> _WHAT TO WORK ON_
Identify, in the records below, every line where the string "with" appears, and copy each such line.

START INFORMATION SUPPLIED

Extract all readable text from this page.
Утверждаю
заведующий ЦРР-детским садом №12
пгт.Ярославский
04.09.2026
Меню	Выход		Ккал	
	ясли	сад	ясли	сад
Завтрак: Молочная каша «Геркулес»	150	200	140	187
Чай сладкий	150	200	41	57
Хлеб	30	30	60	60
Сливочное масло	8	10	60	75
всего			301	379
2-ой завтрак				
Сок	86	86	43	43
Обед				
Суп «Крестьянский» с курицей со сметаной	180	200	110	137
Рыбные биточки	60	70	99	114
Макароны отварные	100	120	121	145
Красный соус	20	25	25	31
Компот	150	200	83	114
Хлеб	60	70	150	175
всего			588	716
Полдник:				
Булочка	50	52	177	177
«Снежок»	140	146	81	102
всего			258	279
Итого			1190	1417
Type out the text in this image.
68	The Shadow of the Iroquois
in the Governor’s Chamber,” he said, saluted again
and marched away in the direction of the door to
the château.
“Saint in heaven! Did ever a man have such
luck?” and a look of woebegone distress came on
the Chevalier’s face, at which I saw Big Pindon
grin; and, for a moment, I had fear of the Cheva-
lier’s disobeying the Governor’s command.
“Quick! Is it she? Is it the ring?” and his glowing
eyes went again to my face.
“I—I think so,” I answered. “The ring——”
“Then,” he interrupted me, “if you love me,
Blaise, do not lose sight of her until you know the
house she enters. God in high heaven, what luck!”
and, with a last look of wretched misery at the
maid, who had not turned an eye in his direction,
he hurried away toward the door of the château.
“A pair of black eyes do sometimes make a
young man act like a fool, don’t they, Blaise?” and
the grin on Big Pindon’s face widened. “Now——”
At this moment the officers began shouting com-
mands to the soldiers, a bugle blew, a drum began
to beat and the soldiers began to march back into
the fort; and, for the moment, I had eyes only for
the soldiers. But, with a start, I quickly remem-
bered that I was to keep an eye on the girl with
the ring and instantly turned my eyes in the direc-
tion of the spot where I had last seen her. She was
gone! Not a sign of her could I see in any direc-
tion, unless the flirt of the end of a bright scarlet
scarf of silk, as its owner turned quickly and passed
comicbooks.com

END INFORMATION SUPPLIED

> _FINAL RESULT_
and, with a last look of wretched misery at the
the soldiers. But, with a start, I quickly remem-
bered that I was to keep an eye on the girl with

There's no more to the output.